Exercise prompt ▸ Find and copy lines holding "балабақшаға".

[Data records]
--------------------
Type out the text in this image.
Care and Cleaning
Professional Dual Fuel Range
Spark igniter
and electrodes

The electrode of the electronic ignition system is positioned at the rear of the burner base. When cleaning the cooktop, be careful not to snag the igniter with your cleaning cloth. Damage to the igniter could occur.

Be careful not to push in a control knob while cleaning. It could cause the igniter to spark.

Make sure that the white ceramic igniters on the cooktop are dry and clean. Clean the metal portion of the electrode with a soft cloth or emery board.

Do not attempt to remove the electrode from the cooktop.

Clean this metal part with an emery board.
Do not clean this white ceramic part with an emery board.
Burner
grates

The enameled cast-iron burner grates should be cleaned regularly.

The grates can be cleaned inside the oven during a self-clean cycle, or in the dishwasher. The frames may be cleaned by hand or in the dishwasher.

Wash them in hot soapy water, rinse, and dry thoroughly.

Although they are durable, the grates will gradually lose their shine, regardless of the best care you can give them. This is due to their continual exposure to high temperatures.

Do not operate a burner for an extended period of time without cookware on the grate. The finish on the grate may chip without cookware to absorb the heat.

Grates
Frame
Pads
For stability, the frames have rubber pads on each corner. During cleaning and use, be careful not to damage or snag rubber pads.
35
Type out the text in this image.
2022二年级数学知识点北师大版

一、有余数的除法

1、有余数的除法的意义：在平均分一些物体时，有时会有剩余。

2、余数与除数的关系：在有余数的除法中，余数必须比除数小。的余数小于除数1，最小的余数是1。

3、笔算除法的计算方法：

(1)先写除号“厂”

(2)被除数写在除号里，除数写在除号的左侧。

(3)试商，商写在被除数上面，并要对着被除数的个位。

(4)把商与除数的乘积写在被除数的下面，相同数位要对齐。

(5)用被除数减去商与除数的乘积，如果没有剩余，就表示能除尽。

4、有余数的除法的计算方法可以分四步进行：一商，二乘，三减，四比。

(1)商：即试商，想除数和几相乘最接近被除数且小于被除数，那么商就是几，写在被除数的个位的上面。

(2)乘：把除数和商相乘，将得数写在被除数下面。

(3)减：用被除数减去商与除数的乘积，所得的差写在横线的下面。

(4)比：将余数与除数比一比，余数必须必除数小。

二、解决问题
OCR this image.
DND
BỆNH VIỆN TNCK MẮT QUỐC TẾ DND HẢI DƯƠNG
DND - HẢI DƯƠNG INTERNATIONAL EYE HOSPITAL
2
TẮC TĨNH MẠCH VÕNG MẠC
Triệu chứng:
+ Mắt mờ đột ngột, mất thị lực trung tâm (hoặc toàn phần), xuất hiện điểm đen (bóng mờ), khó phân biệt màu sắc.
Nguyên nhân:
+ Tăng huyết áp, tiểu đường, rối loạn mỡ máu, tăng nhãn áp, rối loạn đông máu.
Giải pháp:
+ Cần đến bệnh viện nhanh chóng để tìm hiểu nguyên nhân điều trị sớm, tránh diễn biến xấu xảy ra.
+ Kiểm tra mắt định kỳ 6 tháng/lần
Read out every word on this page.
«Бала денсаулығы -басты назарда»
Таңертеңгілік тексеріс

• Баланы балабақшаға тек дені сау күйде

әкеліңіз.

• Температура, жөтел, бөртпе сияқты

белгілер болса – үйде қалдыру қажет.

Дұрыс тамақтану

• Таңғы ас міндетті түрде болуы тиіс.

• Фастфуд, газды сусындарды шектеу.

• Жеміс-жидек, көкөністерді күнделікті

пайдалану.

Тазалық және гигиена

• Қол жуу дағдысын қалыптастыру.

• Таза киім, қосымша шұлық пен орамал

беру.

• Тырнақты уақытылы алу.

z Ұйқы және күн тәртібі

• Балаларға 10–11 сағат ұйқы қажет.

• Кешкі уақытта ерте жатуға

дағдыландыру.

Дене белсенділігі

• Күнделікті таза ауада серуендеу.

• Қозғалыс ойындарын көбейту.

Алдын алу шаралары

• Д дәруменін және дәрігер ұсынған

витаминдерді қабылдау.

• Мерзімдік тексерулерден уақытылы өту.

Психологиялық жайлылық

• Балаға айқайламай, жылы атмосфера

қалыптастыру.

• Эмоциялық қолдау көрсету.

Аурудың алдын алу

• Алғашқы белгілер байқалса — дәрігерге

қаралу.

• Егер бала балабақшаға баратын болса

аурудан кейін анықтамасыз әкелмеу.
--------------------
Written solution ▸
• Баланы балабақшаға тек дені сау күйде
• Егер бала балабақшаға баратын болса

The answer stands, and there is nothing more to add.